Problem description:
Below is a set of records; print all of them exactly as written.
BEGIN Provided data
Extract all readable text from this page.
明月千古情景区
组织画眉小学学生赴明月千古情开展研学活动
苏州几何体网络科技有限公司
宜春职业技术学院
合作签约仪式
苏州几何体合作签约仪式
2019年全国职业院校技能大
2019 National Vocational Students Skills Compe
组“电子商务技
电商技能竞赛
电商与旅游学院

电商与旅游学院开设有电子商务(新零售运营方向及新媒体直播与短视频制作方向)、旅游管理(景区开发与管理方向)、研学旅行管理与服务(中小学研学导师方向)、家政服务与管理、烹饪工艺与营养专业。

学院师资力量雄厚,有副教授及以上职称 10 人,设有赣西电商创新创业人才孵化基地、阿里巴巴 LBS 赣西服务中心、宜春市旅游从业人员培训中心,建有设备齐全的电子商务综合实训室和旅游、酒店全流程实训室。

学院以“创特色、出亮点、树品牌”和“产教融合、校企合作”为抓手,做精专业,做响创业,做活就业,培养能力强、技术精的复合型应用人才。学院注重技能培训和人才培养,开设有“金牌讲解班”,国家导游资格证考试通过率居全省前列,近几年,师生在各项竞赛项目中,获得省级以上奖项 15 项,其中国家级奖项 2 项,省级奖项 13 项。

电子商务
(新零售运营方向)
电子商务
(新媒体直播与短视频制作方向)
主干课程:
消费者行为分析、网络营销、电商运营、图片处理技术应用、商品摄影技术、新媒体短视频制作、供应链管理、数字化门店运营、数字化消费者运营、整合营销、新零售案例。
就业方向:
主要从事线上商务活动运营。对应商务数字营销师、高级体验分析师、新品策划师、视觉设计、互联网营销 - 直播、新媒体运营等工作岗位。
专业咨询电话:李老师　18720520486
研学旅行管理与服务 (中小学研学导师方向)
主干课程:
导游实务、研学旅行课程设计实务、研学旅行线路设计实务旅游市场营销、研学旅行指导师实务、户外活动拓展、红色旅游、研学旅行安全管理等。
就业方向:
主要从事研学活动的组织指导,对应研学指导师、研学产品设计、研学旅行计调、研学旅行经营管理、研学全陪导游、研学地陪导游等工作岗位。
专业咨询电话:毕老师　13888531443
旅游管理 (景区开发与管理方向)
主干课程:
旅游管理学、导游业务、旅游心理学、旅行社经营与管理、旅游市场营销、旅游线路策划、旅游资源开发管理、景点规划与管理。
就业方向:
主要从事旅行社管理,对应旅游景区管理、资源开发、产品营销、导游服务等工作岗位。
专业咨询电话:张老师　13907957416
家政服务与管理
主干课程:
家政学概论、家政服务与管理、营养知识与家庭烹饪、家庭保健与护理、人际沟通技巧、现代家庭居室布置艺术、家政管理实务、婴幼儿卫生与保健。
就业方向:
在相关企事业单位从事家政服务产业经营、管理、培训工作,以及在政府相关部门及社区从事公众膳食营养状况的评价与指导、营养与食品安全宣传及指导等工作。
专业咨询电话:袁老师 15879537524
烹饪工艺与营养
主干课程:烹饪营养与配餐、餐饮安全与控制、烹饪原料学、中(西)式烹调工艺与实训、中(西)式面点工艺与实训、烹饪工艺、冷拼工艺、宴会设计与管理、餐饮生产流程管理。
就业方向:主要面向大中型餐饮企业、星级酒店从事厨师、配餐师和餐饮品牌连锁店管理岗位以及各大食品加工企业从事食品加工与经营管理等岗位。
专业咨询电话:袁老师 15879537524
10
END Provided data
Response:
Extract all readable text from this page.
明月千古情景区
组织画眉小学学生赴明月千古情开展研学活动
苏州几何体网络科技有限公司
宜春职业技术学院
合作签约仪式
苏州几何体合作签约仪式
2019年全国职业院校技能大
2019 National Vocational Students Skills Compe
组“电子商务技
电商技能竞赛
电商与旅游学院

电商与旅游学院开设有电子商务(新零售运营方向及新媒体直播与短视频制作方向)、旅游管理(景区开发与管理方向)、研学旅行管理与服务(中小学研学导师方向)、家政服务与管理、烹饪工艺与营养专业。

学院师资力量雄厚,有副教授及以上职称 10 人,设有赣西电商创新创业人才孵化基地、阿里巴巴 LBS 赣西服务中心、宜春市旅游从业人员培训中心,建有设备齐全的电子商务综合实训室和旅游、酒店全流程实训室。

学院以“创特色、出亮点、树品牌”和“产教融合、校企合作”为抓手,做精专业,做响创业,做活就业,培养能力强、技术精的复合型应用人才。学院注重技能培训和人才培养,开设有“金牌讲解班”,国家导游资格证考试通过率居全省前列,近几年,师生在各项竞赛项目中,获得省级以上奖项 15 项,其中国家级奖项 2 项,省级奖项 13 项。

电子商务
(新零售运营方向)
电子商务
(新媒体直播与短视频制作方向)
主干课程:
消费者行为分析、网络营销、电商运营、图片处理技术应用、商品摄影技术、新媒体短视频制作、供应链管理、数字化门店运营、数字化消费者运营、整合营销、新零售案例。
就业方向:
主要从事线上商务活动运营。对应商务数字营销师、高级体验分析师、新品策划师、视觉设计、互联网营销 - 直播、新媒体运营等工作岗位。
专业咨询电话:李老师　18720520486
研学旅行管理与服务 (中小学研学导师方向)
主干课程:
导游实务、研学旅行课程设计实务、研学旅行线路设计实务旅游市场营销、研学旅行指导师实务、户外活动拓展、红色旅游、研学旅行安全管理等。
就业方向:
主要从事研学活动的组织指导,对应研学指导师、研学产品设计、研学旅行计调、研学旅行经营管理、研学全陪导游、研学地陪导游等工作岗位。
专业咨询电话:毕老师　13888531443
旅游管理 (景区开发与管理方向)
主干课程:
旅游管理学、导游业务、旅游心理学、旅行社经营与管理、旅游市场营销、旅游线路策划、旅游资源开发管理、景点规划与管理。
就业方向:
主要从事旅行社管理,对应旅游景区管理、资源开发、产品营销、导游服务等工作岗位。
专业咨询电话:张老师　13907957416
家政服务与管理
主干课程:
家政学概论、家政服务与管理、营养知识与家庭烹饪、家庭保健与护理、人际沟通技巧、现代家庭居室布置艺术、家政管理实务、婴幼儿卫生与保健。
就业方向:
在相关企事业单位从事家政服务产业经营、管理、培训工作,以及在政府相关部门及社区从事公众膳食营养状况的评价与指导、营养与食品安全宣传及指导等工作。
专业咨询电话:袁老师 15879537524
烹饪工艺与营养
主干课程:烹饪营养与配餐、餐饮安全与控制、烹饪原料学、中(西)式烹调工艺与实训、中(西)式面点工艺与实训、烹饪工艺、冷拼工艺、宴会设计与管理、餐饮生产流程管理。
就业方向:主要面向大中型餐饮企业、星级酒店从事厨师、配餐师和餐饮品牌连锁店管理岗位以及各大食品加工企业从事食品加工与经营管理等岗位。
专业咨询电话:袁老师 15879537524
10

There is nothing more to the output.